-------- RAW DATA --------

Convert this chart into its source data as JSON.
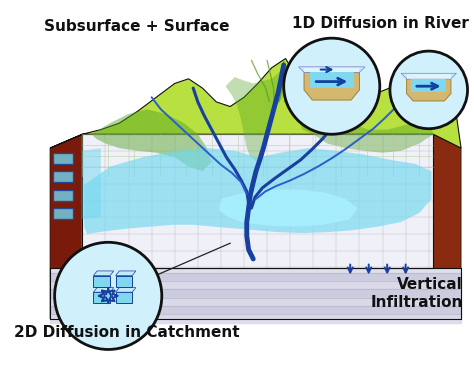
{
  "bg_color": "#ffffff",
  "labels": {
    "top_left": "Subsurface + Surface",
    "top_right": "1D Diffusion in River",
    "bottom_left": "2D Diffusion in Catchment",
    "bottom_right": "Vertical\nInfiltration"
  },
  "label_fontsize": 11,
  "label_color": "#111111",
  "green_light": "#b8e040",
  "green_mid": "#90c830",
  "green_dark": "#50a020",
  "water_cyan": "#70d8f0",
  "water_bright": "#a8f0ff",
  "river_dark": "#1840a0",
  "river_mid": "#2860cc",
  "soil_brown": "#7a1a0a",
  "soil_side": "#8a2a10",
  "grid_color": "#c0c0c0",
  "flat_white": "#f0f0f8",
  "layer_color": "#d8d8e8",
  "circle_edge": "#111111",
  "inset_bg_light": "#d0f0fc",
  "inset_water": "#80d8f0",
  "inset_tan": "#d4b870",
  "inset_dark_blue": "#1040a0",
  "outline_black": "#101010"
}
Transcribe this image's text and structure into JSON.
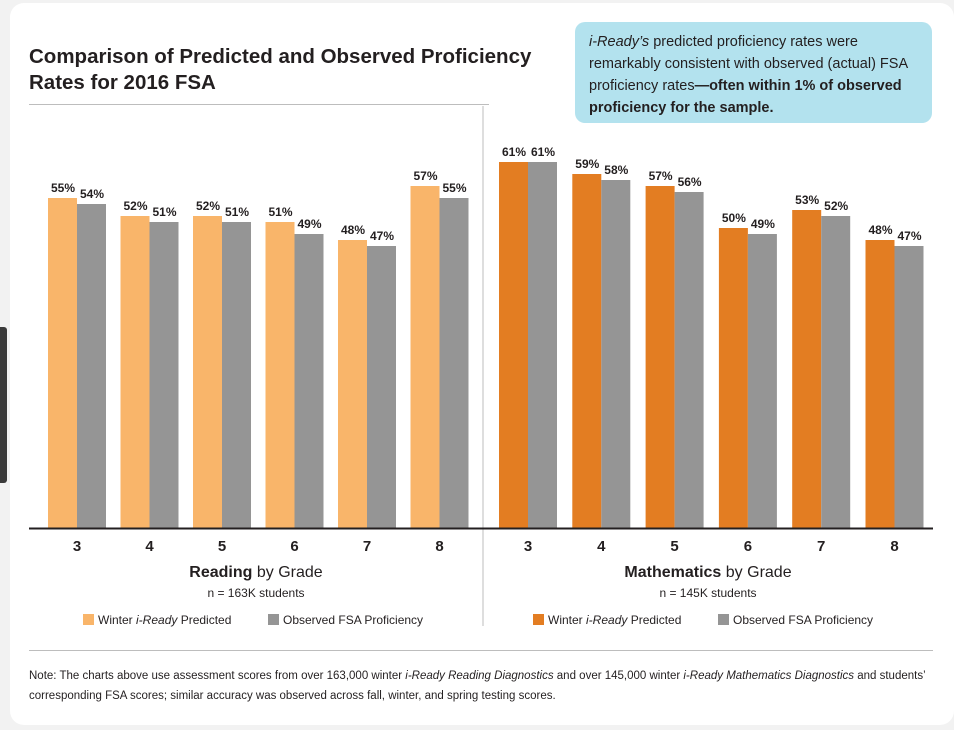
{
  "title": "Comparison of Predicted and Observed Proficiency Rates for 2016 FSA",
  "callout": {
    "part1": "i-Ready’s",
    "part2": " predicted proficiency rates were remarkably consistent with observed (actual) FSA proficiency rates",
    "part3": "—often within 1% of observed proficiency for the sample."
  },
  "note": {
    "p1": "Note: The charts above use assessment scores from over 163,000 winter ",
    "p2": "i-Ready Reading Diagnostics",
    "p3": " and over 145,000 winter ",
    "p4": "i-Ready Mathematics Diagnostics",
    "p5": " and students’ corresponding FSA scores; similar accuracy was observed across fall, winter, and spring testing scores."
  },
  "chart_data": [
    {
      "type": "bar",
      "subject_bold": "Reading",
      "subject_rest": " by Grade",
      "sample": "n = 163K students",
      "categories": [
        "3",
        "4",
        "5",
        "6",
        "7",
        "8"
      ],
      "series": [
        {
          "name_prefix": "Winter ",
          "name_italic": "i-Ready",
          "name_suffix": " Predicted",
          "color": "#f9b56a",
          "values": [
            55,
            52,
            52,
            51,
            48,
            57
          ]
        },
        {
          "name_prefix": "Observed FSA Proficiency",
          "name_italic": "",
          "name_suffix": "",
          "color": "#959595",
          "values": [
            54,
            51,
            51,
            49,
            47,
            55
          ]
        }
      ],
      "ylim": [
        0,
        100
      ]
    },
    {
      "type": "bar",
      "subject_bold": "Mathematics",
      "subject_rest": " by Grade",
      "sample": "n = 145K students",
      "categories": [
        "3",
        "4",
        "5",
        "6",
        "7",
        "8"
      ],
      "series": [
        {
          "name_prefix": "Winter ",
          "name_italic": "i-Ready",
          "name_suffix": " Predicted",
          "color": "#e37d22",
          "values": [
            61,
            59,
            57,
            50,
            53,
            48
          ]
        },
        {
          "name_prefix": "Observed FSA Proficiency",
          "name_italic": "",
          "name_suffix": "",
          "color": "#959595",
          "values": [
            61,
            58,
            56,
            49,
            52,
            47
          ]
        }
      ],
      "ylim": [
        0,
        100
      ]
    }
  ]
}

--------
-------- RAW DATA --------

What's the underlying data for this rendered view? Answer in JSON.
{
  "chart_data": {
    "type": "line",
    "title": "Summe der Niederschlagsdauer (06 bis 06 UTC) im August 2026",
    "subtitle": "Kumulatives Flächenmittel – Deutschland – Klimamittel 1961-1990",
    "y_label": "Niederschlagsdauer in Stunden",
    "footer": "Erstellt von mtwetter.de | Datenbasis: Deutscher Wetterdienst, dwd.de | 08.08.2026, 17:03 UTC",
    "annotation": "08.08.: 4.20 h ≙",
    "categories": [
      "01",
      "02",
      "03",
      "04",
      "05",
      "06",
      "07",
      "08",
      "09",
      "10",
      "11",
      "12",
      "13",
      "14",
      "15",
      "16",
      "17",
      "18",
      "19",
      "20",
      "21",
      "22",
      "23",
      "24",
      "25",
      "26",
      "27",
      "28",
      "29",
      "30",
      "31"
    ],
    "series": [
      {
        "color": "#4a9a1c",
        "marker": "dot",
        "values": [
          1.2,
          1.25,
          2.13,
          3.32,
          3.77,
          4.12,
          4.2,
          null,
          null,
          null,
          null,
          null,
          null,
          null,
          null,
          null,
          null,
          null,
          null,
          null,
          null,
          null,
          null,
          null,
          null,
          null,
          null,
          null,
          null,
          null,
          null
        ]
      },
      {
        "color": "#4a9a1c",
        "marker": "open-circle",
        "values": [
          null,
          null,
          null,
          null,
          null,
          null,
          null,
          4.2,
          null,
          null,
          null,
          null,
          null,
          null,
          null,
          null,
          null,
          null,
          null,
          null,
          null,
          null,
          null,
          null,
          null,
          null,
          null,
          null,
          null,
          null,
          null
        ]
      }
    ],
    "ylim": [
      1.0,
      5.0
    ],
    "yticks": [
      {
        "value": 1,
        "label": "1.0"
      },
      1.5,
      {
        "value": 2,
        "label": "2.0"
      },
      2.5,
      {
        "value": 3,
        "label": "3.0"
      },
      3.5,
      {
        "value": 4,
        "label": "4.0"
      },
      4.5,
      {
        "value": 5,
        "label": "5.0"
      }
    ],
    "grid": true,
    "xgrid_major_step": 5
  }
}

--------

_WHAT IS NEEDED:_
In the records above, find each line that holds the word "Mathematics"; copy all such lines.

_ANSWER TO THE TASK:_
    "p4": "i-Ready Mathematics Diagnostics",
      "subject_bold": "Mathematics",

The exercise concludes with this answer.